[Records from a collection of figures]:

○ ○ ○

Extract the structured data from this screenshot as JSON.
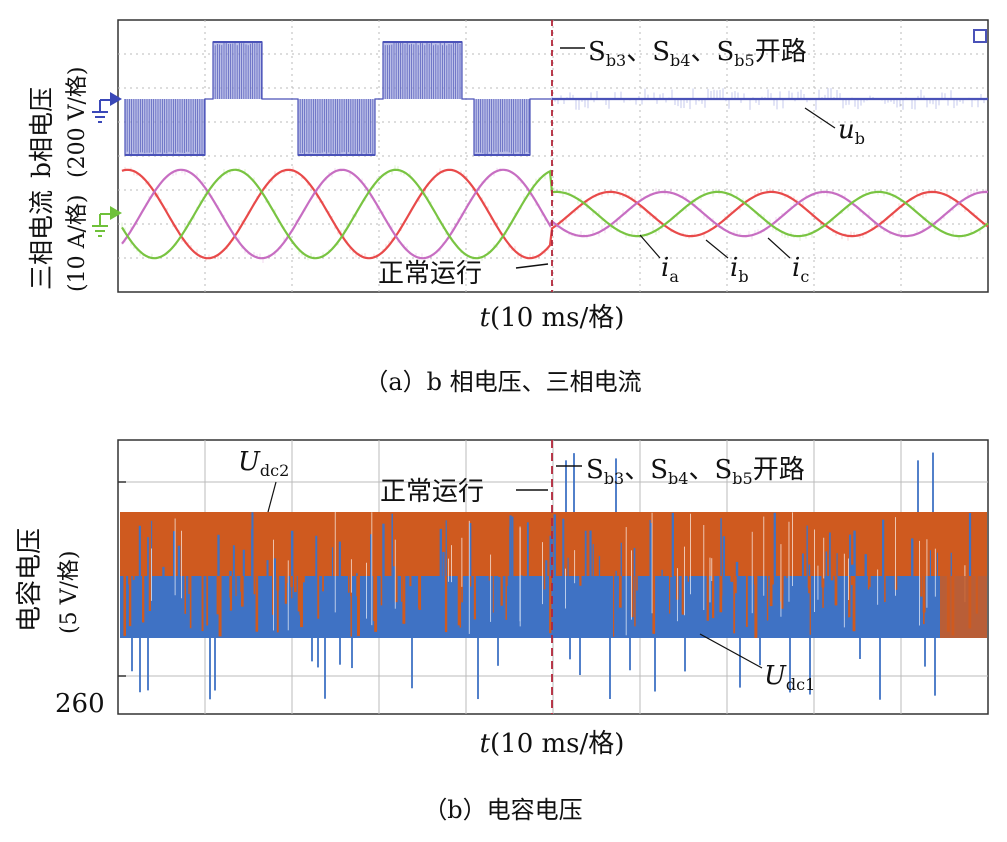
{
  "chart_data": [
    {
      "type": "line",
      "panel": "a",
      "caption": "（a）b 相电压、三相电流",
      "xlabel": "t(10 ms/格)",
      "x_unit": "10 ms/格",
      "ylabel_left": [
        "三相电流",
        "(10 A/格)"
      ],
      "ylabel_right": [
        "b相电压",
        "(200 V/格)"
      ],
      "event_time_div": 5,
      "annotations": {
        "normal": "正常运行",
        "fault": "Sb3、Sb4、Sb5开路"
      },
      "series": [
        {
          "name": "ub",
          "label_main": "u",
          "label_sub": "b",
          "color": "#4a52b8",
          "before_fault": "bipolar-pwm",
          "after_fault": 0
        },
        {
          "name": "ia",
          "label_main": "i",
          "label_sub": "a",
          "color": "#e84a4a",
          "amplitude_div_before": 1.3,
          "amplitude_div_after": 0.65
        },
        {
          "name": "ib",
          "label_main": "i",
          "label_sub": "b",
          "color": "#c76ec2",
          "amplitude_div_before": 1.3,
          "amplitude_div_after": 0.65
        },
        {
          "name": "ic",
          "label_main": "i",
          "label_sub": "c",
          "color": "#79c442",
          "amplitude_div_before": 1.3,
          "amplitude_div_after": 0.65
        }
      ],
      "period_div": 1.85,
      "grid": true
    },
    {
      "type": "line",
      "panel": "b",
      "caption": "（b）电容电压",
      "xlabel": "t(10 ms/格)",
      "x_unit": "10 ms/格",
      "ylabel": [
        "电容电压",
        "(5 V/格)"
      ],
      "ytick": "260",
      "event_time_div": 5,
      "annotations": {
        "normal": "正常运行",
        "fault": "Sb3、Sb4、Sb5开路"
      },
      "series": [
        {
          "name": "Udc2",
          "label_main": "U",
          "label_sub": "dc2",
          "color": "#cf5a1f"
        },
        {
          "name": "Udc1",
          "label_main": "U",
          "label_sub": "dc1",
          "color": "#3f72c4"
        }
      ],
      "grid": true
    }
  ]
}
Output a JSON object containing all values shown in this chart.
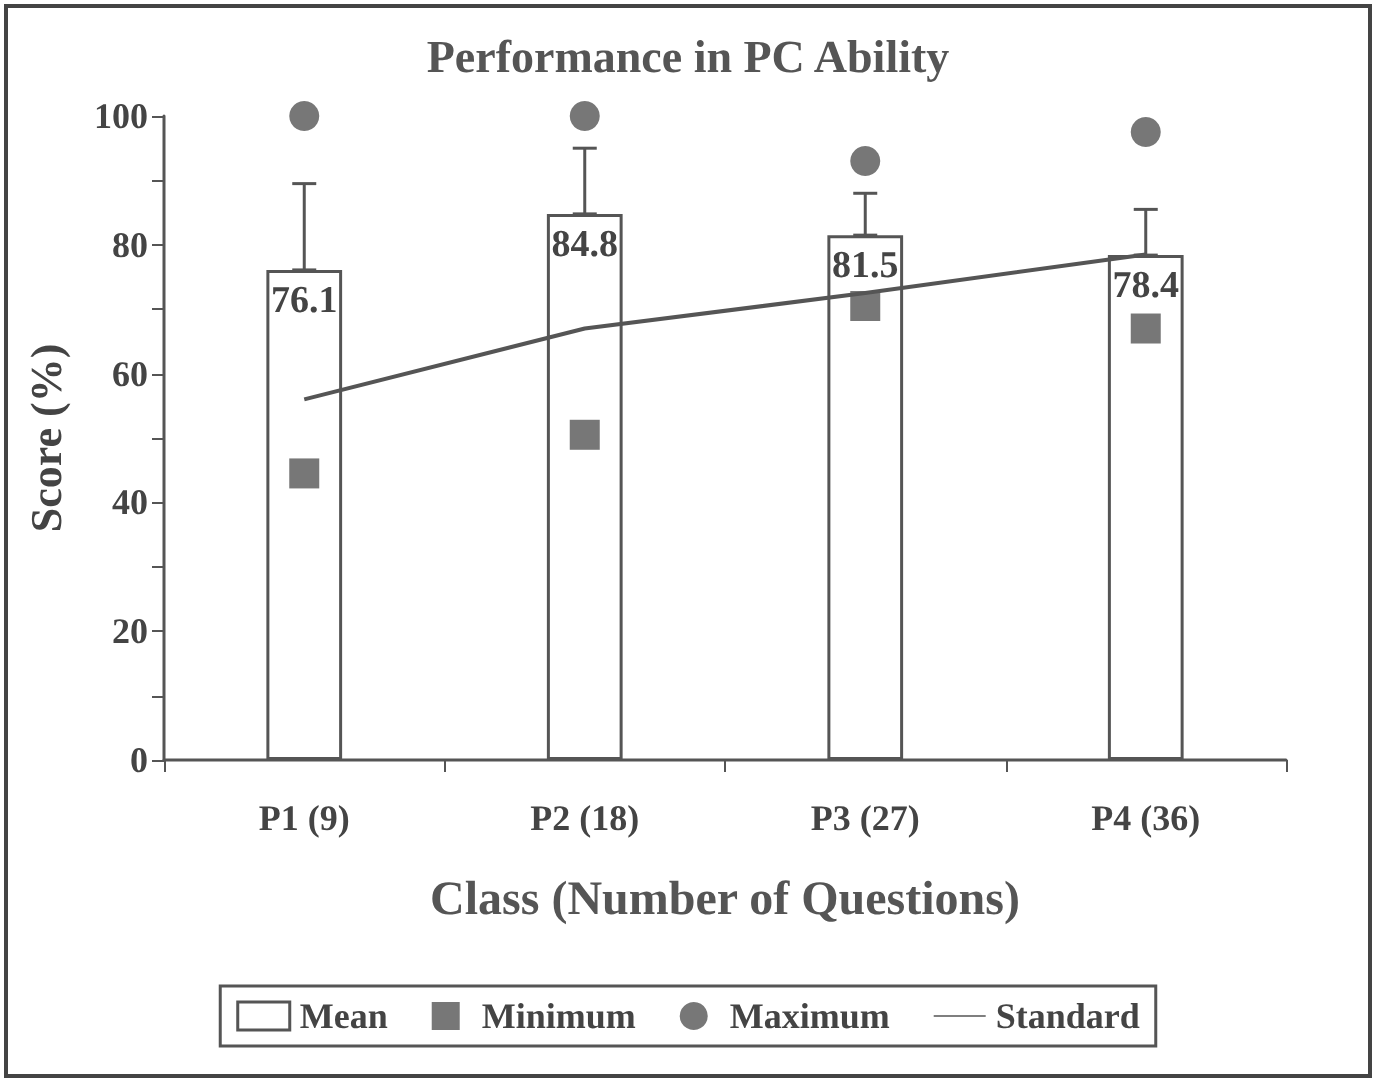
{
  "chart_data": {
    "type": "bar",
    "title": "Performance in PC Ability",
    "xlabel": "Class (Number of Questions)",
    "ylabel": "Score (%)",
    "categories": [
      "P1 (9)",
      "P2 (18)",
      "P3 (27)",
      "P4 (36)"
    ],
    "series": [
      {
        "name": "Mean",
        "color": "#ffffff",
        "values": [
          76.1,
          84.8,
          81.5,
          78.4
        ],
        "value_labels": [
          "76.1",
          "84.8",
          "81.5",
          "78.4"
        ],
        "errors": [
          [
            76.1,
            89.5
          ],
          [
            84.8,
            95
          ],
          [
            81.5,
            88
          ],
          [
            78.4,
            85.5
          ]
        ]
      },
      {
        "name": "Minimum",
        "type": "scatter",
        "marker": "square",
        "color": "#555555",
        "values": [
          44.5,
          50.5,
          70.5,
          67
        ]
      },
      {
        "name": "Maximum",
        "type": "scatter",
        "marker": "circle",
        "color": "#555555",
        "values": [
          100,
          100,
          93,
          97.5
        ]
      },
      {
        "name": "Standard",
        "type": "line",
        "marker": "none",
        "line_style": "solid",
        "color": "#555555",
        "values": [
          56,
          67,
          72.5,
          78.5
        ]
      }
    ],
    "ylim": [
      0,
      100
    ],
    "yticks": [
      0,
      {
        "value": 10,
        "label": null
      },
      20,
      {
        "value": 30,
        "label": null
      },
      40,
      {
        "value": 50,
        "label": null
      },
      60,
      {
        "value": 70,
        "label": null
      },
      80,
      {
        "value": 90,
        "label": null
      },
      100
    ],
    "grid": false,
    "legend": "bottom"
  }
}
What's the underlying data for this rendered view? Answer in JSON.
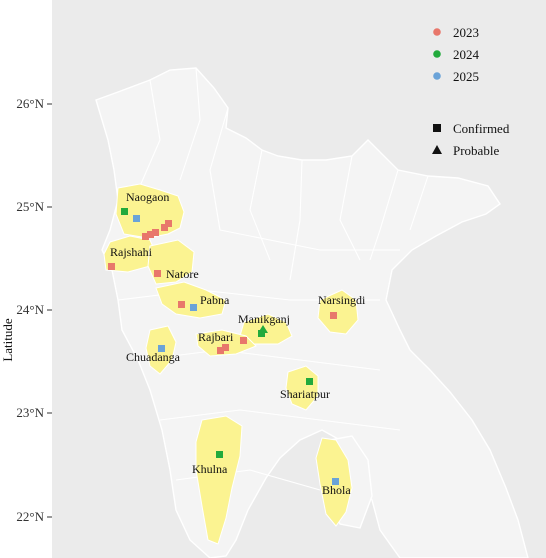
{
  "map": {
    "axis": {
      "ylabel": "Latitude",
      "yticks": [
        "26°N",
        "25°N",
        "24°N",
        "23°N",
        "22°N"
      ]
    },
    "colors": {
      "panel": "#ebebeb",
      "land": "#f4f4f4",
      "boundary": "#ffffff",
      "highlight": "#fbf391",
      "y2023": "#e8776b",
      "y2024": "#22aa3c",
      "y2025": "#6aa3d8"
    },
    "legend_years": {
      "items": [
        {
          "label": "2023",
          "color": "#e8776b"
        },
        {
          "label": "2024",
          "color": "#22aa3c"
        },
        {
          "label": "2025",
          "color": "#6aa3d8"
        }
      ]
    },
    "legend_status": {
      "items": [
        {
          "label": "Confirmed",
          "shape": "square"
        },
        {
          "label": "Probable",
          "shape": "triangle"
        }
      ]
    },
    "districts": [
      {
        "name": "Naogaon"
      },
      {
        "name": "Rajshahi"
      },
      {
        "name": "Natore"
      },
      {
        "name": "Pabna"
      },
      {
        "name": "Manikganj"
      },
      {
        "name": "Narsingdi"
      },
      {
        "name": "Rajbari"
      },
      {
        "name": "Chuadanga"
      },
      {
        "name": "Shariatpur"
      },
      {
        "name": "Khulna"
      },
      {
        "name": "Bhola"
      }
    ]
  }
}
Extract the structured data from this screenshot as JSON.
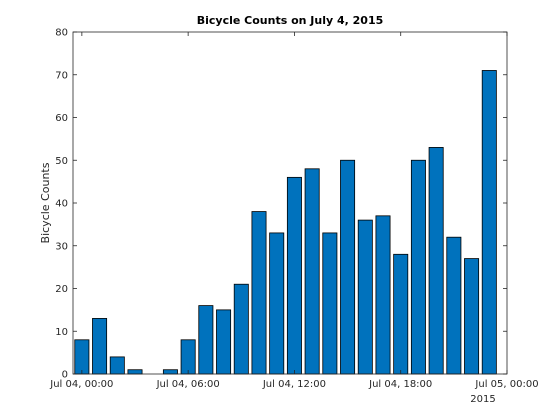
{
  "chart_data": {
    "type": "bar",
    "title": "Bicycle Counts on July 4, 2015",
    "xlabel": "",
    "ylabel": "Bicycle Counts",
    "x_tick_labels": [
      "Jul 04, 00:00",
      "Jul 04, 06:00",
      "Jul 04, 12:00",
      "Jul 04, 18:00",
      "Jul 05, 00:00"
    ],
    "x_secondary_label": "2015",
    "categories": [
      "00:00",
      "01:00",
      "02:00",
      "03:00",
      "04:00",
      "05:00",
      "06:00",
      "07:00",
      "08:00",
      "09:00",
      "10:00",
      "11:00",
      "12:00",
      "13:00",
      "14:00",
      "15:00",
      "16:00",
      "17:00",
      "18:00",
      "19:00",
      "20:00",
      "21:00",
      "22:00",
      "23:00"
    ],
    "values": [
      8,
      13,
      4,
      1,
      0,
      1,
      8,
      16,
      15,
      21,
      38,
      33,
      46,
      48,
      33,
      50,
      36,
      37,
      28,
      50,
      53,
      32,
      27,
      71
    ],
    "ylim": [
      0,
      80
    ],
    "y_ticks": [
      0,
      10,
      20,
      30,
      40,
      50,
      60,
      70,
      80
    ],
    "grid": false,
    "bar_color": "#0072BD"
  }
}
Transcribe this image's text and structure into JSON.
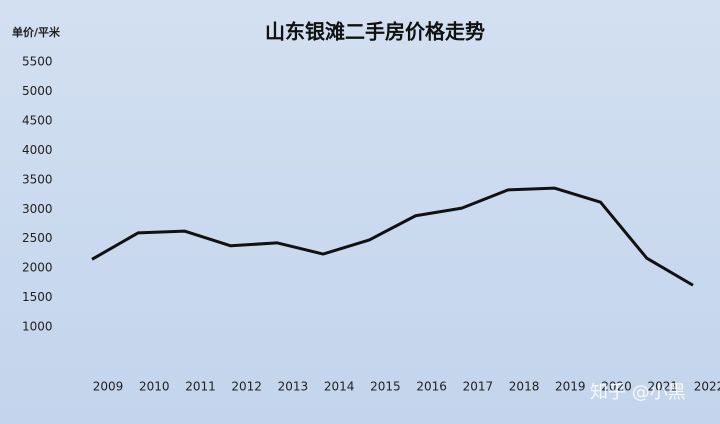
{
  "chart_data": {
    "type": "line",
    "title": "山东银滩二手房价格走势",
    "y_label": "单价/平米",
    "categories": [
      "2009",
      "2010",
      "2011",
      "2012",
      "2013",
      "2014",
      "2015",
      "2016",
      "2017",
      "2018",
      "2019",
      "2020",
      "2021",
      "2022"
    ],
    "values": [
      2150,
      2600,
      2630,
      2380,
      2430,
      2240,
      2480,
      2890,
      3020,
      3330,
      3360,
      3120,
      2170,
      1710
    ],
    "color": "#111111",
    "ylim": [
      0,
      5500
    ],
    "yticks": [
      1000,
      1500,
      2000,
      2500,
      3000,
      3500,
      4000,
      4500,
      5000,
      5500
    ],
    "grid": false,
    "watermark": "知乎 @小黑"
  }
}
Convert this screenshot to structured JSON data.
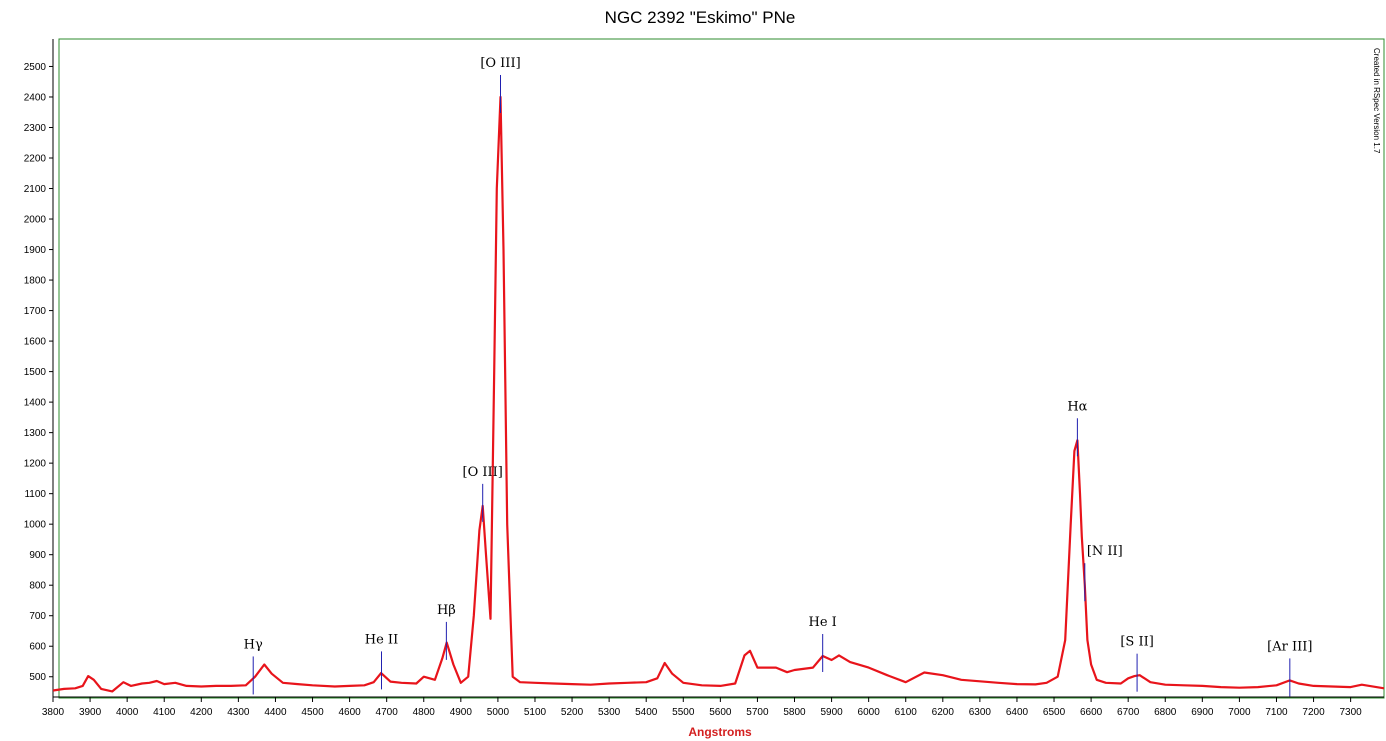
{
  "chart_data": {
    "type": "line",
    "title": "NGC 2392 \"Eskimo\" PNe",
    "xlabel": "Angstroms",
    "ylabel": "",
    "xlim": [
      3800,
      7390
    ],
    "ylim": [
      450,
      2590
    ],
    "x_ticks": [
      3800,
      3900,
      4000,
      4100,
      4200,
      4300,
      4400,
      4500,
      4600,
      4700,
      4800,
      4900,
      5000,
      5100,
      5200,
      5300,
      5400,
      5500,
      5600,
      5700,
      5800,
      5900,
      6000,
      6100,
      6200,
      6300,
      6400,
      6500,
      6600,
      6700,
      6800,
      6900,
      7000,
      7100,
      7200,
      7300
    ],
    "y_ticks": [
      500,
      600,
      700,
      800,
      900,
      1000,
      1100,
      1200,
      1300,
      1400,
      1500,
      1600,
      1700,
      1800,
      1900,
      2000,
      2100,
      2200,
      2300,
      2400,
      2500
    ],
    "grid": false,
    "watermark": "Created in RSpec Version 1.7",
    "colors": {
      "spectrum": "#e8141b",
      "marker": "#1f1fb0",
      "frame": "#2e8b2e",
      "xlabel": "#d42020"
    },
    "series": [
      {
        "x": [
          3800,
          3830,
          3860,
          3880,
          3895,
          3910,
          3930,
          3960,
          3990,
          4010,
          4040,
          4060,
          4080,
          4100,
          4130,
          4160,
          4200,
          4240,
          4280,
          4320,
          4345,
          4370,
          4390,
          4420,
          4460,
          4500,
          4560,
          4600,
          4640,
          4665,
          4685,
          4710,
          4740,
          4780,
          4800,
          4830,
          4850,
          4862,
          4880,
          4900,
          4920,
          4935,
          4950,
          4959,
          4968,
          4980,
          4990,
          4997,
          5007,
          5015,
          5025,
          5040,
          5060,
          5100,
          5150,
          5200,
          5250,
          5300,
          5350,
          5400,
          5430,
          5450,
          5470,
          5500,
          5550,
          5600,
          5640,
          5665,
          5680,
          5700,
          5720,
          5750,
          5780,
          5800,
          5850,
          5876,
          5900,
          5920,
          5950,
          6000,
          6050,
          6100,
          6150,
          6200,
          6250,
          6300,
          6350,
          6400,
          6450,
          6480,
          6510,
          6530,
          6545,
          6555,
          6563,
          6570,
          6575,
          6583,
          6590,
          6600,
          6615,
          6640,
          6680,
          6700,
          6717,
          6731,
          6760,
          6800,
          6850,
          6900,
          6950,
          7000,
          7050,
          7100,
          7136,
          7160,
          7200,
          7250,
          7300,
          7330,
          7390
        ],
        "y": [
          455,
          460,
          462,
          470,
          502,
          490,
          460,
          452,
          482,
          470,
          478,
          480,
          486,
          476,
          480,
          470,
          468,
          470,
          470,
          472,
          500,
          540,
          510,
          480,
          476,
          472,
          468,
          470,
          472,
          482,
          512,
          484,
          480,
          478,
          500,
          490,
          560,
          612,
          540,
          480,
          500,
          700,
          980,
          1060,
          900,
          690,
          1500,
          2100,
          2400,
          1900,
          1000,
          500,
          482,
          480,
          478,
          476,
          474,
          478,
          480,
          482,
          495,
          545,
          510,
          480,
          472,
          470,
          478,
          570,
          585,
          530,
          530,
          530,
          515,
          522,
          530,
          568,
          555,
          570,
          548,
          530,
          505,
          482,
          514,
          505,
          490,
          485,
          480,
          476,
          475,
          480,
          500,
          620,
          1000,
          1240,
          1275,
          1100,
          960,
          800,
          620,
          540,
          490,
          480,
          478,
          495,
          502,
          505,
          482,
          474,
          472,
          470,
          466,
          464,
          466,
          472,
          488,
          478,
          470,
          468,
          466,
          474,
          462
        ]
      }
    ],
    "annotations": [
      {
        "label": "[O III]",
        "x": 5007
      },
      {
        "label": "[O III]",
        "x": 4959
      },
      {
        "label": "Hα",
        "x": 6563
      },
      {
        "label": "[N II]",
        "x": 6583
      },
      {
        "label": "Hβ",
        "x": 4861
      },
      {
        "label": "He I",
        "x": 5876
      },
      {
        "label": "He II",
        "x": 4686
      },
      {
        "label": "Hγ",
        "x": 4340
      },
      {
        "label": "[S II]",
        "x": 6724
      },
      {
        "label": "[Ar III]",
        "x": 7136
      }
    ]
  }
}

○ ○ ○

[What is expected]: Copy each line of the listing that holds the word "xlabel".

[Output for this exercise]:
      "xlabel": "t(10 ms/格)",
      "xlabel": "t(10 ms/格)",
    "xlabel": "Class (Number of Questions)",
    "xlabel": "",
    "xlabel": "Angstroms",
      "xlabel": "#d42020"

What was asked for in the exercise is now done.